WHAT TO DO>
Read the listing and extract each line that includes the word "GEFS".

____

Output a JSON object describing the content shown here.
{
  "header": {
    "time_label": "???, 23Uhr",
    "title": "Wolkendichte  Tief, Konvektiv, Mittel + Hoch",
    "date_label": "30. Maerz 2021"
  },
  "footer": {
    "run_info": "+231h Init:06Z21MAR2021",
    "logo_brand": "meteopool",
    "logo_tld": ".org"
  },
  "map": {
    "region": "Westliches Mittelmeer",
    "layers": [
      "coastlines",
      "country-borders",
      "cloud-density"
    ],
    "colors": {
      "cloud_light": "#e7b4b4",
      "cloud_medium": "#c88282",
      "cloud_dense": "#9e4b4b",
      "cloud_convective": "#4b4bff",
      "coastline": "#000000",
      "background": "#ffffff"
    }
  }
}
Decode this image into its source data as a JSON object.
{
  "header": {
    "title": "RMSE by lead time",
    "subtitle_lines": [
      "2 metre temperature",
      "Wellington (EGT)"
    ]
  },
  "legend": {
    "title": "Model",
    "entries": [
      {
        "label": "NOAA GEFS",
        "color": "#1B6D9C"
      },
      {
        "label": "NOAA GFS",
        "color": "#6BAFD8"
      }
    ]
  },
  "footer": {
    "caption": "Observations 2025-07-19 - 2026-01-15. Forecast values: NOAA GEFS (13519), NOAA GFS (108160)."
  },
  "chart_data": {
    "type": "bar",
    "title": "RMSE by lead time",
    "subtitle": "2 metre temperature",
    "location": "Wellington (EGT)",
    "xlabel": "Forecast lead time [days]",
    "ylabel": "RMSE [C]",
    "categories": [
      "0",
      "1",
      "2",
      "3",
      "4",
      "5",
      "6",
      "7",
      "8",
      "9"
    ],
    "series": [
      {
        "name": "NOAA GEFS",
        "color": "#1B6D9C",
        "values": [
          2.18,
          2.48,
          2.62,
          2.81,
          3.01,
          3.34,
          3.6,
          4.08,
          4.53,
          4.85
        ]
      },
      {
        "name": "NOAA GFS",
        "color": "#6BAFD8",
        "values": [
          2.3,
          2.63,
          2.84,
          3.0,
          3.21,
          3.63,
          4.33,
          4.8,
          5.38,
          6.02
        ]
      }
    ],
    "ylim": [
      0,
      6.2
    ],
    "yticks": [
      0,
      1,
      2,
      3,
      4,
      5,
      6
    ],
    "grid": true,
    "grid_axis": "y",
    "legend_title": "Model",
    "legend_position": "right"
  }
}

____

RESULT FOR THIS TASK>
        "label": "NOAA GEFS",
    "caption": "Observations 2025-07-19 - 2026-01-15. Forecast values: NOAA GEFS (13519), NOAA GFS (108160)."
        "name": "NOAA GEFS",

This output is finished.